**What you should do:** Leave out the pictures and restate the rest of the data exactly.

## Start Task material

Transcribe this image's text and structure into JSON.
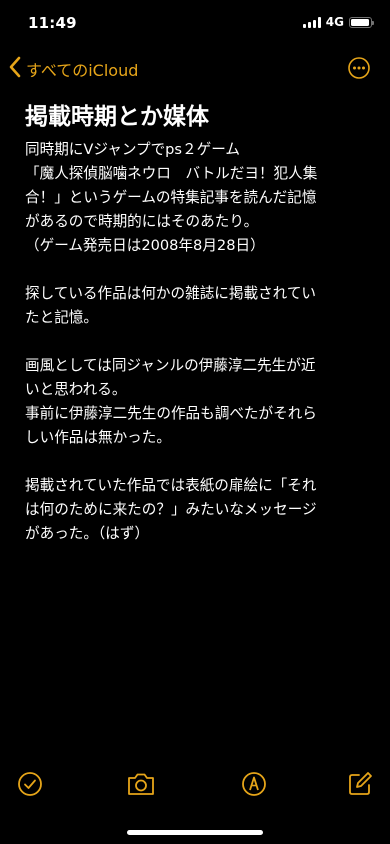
{
  "status_bar": {
    "time": "11:49",
    "network": "4G",
    "battery_level": 0.95
  },
  "nav": {
    "back_label": "すべてのiCloud",
    "more_icon": "ellipsis-circle-icon"
  },
  "note": {
    "title": "掲載時期とか媒体",
    "lines": [
      "同時期にVジャンプでps２ゲーム",
      "「魔人探偵脳噛ネウロ　バトルだヨ！犯人集",
      "合！」というゲームの特集記事を読んだ記憶",
      "があるので時期的にはそのあたり。",
      "（ゲーム発売日は2008年8月28日）",
      "",
      "探している作品は何かの雑誌に掲載されてい",
      "たと記憶。",
      "",
      "画風としては同ジャンルの伊藤淳二先生が近",
      "いと思われる。",
      "事前に伊藤淳二先生の作品も調べたがそれら",
      "しい作品は無かった。",
      "",
      "掲載されていた作品では表紙の扉絵に「それ",
      "は何のために来たの？」みたいなメッセージ",
      "があった。（はず）"
    ]
  },
  "toolbar": {
    "items": [
      "checklist-icon",
      "camera-icon",
      "markup-icon",
      "compose-icon"
    ]
  },
  "colors": {
    "background": "#000000",
    "text": "#ffffff",
    "accent": "#e6a519"
  }
}
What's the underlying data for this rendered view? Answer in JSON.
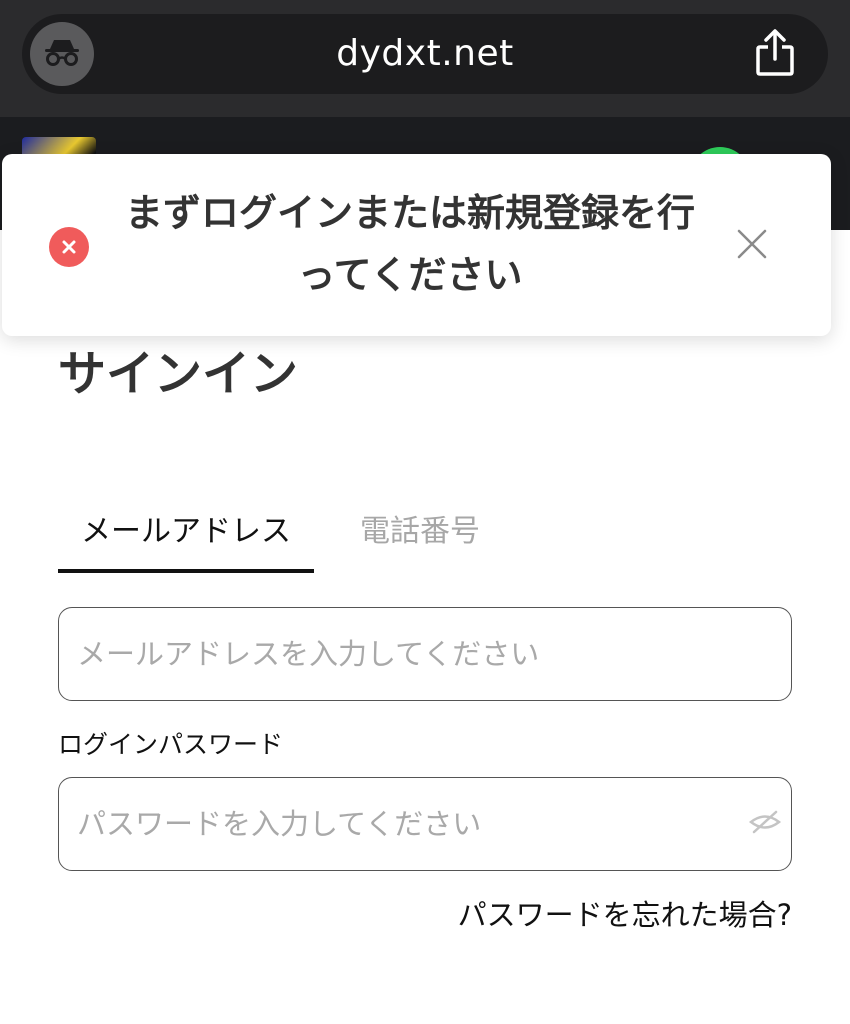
{
  "browser": {
    "url": "dydxt.net",
    "icons": {
      "incognito": "incognito-icon",
      "share": "share-icon"
    }
  },
  "toast": {
    "message": "まずログインまたは新規登録を行ってください",
    "icons": {
      "status": "error-icon",
      "close": "close-icon"
    }
  },
  "signin": {
    "title": "サインイン",
    "tabs": [
      {
        "label": "メールアドレス",
        "active": true
      },
      {
        "label": "電話番号",
        "active": false
      }
    ],
    "email": {
      "value": "",
      "placeholder": "メールアドレスを入力してください"
    },
    "password": {
      "label": "ログインパスワード",
      "value": "",
      "placeholder": "パスワードを入力してください",
      "toggle_icon": "eye-off-icon"
    },
    "forgot_link": "パスワードを忘れた場合?"
  },
  "colors": {
    "browser_bar": "#2b2b2d",
    "site_header": "#1b1c1f",
    "error": "#f05b5b",
    "text_primary": "#333333",
    "tab_inactive": "#a7a7a7"
  }
}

## End Task material

**Full response:**
Transcribe this image's text and structure into JSON.
{
  "status_bar": {
    "time": "11:49",
    "network": "4G",
    "battery_level": 0.95
  },
  "nav": {
    "back_label": "すべてのiCloud",
    "more_icon": "ellipsis-circle-icon"
  },
  "note": {
    "title": "掲載時期とか媒体",
    "lines": [
      "同時期にVジャンプでps２ゲーム",
      "「魔人探偵脳噛ネウロ　バトルだヨ！犯人集",
      "合！」というゲームの特集記事を読んだ記憶",
      "があるので時期的にはそのあたり。",
      "（ゲーム発売日は2008年8月28日）",
      "",
      "探している作品は何かの雑誌に掲載されてい",
      "たと記憶。",
      "",
      "画風としては同ジャンルの伊藤淳二先生が近",
      "いと思われる。",
      "事前に伊藤淳二先生の作品も調べたがそれら",
      "しい作品は無かった。",
      "",
      "掲載されていた作品では表紙の扉絵に「それ",
      "は何のために来たの？」みたいなメッセージ",
      "があった。（はず）"
    ]
  },
  "toolbar": {
    "items": [
      "checklist-icon",
      "camera-icon",
      "markup-icon",
      "compose-icon"
    ]
  },
  "colors": {
    "background": "#000000",
    "text": "#ffffff",
    "accent": "#e6a519"
  }
}
What's the underlying data for this rendered view? Answer in JSON.
{
  "browser": {
    "url": "dydxt.net",
    "icons": {
      "incognito": "incognito-icon",
      "share": "share-icon"
    }
  },
  "toast": {
    "message": "まずログインまたは新規登録を行ってください",
    "icons": {
      "status": "error-icon",
      "close": "close-icon"
    }
  },
  "signin": {
    "title": "サインイン",
    "tabs": [
      {
        "label": "メールアドレス",
        "active": true
      },
      {
        "label": "電話番号",
        "active": false
      }
    ],
    "email": {
      "value": "",
      "placeholder": "メールアドレスを入力してください"
    },
    "password": {
      "label": "ログインパスワード",
      "value": "",
      "placeholder": "パスワードを入力してください",
      "toggle_icon": "eye-off-icon"
    },
    "forgot_link": "パスワードを忘れた場合?"
  },
  "colors": {
    "browser_bar": "#2b2b2d",
    "site_header": "#1b1c1f",
    "error": "#f05b5b",
    "text_primary": "#333333",
    "tab_inactive": "#a7a7a7"
  }
}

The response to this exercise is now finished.